[start TASK MATERIAL]

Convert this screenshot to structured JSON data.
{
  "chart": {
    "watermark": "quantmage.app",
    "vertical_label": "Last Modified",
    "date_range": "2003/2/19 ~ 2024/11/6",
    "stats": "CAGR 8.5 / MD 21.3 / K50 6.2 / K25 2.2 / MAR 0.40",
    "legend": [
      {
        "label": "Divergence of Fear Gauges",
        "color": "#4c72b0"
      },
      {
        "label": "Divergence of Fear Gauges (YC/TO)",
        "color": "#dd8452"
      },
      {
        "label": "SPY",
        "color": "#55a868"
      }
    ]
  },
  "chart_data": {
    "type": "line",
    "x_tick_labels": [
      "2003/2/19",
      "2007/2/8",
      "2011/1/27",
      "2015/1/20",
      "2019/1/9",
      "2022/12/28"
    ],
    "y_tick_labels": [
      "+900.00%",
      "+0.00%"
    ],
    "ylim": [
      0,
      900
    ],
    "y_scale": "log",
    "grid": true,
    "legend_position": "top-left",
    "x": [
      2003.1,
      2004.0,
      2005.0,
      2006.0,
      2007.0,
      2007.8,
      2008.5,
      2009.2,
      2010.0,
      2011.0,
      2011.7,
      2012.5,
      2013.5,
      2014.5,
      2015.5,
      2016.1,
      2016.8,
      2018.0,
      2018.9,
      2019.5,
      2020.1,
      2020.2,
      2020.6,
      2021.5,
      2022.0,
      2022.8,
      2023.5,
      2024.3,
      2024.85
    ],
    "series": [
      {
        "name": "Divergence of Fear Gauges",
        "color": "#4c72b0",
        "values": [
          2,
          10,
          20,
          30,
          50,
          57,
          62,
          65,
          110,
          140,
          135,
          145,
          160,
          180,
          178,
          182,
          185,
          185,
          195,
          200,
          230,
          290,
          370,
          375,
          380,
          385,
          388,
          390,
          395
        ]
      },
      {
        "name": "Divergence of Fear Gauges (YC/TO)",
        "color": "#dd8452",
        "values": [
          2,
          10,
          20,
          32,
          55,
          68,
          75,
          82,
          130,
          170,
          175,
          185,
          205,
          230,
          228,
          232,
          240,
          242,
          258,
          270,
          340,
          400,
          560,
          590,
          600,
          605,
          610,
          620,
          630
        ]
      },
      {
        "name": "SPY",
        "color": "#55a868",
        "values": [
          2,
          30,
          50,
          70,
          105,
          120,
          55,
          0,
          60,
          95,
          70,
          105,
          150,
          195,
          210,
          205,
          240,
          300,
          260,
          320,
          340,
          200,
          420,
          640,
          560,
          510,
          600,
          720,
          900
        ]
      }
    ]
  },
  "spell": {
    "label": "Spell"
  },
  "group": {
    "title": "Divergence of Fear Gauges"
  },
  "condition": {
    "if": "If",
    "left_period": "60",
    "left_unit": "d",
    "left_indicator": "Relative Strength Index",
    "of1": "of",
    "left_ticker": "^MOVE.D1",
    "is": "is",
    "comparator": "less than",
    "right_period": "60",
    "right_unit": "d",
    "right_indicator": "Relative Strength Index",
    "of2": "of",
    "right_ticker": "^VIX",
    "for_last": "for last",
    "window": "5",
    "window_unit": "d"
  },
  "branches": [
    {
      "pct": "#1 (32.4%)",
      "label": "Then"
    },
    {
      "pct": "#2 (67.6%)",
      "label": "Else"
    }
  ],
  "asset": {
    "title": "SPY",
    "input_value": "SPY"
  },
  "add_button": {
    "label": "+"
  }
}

[end TASK MATERIAL]

**THE REQUEST:** Say how many lines in the records above hold "Relative", and give no other text.

**EXPECTED OUTPUT:** 2